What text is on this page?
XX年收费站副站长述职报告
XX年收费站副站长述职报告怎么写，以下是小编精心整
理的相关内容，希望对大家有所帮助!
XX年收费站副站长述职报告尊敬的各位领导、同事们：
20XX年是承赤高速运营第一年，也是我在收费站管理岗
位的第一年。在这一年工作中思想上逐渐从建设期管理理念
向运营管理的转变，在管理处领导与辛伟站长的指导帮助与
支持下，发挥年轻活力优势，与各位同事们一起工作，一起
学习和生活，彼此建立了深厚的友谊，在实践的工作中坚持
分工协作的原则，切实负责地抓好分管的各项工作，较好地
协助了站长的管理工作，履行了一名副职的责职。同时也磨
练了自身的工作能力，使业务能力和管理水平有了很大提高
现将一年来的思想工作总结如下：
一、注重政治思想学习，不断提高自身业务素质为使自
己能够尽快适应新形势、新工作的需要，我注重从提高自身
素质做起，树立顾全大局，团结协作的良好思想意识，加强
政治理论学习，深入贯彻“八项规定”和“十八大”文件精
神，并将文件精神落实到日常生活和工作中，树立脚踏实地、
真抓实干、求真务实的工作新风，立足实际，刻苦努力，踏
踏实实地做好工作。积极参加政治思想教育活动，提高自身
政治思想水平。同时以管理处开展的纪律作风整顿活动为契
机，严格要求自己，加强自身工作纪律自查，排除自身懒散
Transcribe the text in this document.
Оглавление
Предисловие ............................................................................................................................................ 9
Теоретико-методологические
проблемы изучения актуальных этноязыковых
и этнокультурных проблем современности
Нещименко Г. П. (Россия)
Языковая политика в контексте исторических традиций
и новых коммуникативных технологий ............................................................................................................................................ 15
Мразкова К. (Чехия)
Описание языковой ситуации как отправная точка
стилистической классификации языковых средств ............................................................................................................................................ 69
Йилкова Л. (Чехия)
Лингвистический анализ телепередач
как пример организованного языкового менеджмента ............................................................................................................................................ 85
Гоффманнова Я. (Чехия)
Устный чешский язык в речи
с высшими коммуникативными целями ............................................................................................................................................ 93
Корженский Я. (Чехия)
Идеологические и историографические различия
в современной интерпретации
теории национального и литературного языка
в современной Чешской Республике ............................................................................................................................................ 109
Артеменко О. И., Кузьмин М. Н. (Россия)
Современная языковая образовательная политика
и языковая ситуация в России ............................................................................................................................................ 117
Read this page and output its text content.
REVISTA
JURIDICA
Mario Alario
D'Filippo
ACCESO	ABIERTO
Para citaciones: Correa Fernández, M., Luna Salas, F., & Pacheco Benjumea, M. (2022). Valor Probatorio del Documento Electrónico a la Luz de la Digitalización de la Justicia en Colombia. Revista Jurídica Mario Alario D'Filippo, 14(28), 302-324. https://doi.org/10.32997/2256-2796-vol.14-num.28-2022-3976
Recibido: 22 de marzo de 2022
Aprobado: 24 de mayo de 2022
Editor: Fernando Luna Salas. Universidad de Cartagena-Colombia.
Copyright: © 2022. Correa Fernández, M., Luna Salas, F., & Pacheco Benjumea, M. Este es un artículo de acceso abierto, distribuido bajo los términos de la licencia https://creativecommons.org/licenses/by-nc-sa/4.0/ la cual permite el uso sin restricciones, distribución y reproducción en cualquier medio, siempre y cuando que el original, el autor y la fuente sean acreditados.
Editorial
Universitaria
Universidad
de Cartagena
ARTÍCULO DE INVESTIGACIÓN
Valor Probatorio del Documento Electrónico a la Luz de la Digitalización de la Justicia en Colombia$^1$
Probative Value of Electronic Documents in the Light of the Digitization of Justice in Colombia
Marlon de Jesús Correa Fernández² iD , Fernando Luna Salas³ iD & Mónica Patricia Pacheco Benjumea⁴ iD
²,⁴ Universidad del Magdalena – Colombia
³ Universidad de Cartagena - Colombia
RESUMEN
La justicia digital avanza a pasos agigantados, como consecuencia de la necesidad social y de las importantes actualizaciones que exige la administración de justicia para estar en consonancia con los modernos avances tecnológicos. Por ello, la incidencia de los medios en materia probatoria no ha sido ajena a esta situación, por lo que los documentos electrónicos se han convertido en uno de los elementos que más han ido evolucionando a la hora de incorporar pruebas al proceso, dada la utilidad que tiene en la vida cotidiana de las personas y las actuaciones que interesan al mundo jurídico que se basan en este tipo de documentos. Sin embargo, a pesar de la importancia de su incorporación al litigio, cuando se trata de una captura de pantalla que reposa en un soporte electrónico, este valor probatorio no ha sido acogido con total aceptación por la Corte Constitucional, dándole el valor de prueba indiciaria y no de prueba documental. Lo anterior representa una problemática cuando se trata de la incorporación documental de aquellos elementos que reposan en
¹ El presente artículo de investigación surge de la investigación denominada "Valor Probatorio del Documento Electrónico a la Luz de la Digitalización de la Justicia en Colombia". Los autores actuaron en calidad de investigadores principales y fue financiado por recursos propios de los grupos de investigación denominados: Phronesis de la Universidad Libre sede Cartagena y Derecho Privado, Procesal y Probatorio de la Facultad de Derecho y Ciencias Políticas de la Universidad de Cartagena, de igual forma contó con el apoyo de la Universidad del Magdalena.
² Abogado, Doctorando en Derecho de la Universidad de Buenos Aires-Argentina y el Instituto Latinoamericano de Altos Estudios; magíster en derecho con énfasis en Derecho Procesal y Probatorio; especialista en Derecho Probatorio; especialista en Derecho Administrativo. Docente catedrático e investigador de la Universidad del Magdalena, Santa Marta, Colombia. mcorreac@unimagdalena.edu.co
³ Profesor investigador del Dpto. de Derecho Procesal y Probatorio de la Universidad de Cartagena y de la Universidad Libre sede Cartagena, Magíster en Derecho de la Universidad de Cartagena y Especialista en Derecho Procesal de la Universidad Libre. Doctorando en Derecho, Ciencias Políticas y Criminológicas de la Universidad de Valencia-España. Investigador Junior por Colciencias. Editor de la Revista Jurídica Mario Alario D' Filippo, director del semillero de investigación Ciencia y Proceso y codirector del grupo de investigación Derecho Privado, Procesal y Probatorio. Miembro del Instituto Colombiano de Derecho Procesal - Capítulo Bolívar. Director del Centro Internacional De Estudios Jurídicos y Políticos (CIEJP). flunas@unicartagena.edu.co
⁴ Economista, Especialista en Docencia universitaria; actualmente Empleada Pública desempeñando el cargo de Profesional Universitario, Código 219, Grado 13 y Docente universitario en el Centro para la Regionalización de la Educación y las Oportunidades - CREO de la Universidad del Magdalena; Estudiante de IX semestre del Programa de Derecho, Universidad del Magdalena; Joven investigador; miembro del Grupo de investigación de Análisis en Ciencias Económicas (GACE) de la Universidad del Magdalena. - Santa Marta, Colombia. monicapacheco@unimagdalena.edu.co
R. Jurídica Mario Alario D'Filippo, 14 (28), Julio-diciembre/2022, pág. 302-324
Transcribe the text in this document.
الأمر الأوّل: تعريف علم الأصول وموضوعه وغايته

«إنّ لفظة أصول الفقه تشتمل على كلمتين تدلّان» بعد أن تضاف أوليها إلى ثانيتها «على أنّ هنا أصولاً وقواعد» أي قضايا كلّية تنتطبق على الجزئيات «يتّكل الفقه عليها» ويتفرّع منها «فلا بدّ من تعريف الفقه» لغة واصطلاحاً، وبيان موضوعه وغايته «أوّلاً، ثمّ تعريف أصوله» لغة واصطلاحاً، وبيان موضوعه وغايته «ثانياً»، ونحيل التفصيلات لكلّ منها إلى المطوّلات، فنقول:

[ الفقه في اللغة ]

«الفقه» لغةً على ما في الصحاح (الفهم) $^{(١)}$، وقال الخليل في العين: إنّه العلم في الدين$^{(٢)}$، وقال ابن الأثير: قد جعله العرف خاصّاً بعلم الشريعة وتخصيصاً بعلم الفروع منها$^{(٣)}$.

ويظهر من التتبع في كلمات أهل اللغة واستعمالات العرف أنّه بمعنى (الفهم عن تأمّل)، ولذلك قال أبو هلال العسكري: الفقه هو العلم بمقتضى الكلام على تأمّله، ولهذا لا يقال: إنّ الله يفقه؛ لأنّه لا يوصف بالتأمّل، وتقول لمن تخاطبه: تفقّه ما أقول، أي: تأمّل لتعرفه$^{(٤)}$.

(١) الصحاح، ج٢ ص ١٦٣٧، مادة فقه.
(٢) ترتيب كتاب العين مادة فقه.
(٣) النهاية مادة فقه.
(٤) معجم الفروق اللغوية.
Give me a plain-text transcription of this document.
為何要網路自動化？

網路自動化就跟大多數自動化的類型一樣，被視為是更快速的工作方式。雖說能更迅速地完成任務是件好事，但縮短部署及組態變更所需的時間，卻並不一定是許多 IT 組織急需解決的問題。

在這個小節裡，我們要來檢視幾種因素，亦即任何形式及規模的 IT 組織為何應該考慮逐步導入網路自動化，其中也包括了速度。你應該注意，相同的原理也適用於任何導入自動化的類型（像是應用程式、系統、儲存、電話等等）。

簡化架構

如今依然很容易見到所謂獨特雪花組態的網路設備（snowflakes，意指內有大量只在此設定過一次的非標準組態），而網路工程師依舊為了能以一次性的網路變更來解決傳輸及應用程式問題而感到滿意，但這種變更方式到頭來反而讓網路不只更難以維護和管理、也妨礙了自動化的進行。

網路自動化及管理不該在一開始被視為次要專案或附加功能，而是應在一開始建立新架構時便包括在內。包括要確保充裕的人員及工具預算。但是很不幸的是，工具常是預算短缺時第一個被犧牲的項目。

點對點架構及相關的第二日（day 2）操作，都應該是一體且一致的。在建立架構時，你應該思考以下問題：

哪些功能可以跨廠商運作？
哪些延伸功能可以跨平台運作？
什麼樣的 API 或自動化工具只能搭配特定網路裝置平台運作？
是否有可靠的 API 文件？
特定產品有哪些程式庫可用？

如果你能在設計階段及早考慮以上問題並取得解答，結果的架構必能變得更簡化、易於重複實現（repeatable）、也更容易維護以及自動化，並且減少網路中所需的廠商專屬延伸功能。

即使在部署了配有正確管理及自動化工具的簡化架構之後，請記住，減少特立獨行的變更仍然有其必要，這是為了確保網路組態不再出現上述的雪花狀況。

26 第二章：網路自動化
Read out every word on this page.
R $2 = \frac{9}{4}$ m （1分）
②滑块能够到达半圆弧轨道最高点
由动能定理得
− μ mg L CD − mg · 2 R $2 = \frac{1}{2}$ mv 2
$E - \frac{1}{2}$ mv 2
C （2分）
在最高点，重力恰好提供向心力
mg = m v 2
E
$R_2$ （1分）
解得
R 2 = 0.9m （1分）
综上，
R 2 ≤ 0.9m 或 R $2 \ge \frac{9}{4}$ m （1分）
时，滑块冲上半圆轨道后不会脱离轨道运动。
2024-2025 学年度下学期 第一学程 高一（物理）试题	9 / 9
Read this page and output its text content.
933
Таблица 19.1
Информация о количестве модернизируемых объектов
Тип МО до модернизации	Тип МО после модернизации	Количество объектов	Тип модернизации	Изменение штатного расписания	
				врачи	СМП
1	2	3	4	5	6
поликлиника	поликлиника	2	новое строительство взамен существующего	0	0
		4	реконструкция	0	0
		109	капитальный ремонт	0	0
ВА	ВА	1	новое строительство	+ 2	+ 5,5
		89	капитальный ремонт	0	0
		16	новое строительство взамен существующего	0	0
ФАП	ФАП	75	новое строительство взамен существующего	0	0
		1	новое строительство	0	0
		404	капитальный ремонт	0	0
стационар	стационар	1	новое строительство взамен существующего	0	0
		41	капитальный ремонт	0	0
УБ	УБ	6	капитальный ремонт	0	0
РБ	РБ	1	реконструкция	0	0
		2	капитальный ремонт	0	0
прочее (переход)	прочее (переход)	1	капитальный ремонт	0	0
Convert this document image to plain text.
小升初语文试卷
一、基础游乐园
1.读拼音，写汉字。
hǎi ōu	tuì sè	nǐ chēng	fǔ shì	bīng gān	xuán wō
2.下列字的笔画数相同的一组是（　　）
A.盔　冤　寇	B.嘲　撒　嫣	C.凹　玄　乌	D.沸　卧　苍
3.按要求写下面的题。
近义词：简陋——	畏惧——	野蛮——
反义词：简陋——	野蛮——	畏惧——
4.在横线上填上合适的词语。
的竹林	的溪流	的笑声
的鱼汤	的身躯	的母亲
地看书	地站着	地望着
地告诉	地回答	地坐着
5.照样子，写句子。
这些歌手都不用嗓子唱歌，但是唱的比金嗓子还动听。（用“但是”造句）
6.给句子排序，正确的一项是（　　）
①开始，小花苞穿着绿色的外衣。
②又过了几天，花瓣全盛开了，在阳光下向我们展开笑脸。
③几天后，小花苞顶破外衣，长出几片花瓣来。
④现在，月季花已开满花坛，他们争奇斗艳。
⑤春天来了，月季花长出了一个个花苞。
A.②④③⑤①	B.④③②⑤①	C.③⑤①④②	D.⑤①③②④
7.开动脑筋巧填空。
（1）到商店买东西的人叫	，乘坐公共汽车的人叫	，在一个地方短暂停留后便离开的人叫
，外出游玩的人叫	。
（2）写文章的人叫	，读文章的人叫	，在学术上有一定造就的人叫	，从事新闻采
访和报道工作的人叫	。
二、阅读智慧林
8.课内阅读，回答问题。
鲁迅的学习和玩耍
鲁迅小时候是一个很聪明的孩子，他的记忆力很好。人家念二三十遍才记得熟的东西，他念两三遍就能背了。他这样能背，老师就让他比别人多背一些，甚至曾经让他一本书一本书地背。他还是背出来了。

▶ [To be done]:
In the listing, find every line with the word "политика" and state how many there are, nothing more.

▶ [Solution to the problem]:
2